— Written task —
Using the listing below, give the number of lines where "файла" appears, and nothing else.

--- begin Record set ---

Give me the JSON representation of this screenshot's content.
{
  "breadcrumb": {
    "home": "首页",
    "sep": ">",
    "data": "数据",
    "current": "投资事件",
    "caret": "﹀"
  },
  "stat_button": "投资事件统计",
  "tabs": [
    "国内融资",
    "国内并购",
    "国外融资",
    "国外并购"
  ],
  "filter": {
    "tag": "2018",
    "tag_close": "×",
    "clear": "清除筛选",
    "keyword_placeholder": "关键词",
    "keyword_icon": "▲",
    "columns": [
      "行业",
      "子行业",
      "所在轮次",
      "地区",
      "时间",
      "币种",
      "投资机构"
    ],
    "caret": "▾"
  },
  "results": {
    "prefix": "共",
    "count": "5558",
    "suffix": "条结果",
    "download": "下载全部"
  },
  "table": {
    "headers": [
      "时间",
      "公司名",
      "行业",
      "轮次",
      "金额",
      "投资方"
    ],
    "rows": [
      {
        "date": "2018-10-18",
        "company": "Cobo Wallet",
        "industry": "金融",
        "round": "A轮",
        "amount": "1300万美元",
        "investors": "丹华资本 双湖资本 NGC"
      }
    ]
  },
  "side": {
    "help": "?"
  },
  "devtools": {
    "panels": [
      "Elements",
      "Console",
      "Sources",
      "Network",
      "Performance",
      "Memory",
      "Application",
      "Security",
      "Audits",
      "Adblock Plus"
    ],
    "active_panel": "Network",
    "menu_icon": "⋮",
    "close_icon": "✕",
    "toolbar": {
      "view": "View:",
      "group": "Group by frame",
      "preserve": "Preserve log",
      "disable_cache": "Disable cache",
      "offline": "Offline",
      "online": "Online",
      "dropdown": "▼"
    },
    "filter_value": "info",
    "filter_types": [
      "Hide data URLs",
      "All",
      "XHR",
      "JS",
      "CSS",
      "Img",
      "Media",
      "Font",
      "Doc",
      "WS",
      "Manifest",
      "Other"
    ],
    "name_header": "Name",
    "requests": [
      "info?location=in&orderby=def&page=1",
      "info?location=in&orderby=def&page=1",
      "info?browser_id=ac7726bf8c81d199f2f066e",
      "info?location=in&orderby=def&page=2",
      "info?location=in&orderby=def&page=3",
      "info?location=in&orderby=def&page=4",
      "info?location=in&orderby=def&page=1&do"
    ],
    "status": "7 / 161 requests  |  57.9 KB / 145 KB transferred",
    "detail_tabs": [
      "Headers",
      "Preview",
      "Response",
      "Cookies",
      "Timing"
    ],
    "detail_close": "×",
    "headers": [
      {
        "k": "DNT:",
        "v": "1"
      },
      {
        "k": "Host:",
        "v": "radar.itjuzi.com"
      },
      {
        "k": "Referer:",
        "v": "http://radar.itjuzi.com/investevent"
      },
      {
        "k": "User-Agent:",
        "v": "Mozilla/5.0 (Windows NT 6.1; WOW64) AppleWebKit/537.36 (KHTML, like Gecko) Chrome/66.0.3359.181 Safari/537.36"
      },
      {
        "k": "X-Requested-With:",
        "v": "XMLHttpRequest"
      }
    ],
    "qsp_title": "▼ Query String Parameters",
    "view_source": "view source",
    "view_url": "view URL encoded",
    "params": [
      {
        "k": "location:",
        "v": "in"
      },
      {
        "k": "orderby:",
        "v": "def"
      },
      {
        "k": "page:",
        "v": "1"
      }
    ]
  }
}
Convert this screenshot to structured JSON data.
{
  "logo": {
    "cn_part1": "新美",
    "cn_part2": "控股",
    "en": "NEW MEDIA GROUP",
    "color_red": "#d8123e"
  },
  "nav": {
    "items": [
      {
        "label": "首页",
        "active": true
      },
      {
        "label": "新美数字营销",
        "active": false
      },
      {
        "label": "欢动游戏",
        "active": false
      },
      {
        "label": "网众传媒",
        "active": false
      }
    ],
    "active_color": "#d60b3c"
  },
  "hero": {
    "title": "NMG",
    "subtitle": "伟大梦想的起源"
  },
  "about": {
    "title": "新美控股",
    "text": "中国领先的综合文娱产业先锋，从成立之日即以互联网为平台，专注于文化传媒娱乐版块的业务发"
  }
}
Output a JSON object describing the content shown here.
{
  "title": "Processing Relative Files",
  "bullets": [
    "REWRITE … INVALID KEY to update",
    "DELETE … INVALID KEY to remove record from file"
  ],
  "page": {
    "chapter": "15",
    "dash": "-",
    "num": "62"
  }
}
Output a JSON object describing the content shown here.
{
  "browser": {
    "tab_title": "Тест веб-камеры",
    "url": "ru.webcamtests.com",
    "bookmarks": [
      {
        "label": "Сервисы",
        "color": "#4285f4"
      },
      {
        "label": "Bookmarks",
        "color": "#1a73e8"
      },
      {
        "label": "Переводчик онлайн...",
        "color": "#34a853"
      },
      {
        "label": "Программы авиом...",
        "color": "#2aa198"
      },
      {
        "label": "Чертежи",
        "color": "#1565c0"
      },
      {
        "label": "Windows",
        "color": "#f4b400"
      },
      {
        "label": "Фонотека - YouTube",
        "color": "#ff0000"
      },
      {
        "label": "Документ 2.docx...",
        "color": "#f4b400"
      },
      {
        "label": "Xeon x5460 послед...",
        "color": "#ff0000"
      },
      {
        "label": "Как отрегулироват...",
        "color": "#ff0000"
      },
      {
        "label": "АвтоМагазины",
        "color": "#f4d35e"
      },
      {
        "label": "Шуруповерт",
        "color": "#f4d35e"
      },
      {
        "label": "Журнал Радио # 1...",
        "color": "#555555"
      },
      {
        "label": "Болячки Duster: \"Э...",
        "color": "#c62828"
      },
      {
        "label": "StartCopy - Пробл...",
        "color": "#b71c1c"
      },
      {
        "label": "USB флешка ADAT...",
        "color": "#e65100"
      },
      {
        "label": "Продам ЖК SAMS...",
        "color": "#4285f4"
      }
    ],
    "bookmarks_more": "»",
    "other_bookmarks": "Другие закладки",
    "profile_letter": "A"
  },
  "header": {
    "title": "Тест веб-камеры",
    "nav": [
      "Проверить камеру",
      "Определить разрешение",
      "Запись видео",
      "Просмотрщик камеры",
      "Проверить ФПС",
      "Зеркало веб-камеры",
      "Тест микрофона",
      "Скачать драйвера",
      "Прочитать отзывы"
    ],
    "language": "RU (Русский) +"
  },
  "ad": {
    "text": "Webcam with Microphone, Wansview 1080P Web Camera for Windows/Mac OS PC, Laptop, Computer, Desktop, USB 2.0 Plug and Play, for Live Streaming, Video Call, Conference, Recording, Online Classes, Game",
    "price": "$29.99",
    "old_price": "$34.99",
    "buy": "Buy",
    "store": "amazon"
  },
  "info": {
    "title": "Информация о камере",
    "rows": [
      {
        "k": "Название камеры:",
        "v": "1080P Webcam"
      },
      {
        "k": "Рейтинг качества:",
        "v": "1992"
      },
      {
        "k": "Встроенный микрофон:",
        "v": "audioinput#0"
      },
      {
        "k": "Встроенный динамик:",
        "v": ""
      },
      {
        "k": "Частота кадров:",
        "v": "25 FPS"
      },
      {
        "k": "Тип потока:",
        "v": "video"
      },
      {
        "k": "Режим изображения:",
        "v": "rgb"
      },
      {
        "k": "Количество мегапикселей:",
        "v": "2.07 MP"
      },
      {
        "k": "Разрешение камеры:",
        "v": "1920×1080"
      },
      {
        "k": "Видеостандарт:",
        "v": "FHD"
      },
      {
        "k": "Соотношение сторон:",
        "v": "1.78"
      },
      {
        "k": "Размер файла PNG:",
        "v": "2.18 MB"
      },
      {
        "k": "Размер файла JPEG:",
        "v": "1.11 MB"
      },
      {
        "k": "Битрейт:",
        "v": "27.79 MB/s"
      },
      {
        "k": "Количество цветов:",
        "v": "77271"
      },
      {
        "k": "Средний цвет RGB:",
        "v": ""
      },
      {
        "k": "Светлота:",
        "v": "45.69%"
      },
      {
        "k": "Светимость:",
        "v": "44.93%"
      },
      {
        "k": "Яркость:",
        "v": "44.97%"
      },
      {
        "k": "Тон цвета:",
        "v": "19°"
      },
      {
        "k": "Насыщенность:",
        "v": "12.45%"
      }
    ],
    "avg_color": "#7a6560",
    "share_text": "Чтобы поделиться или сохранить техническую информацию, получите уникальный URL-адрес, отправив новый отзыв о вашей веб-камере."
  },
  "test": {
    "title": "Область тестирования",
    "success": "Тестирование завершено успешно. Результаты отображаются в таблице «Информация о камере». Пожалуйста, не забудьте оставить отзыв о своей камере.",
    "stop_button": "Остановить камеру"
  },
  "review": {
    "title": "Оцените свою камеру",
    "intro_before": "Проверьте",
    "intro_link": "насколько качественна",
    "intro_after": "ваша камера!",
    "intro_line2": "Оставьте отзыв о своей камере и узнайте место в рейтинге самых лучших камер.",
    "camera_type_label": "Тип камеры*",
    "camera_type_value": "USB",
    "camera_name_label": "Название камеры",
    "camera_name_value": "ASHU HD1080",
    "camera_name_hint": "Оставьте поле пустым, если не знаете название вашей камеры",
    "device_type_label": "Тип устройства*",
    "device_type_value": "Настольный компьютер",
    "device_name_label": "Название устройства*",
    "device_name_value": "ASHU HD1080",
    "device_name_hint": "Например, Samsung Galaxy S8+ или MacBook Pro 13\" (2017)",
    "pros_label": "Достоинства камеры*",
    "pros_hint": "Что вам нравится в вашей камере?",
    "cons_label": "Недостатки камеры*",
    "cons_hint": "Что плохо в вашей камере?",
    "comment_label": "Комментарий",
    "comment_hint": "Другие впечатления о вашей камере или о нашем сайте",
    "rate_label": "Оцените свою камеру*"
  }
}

--- end Record set ---

— Output of the task —
2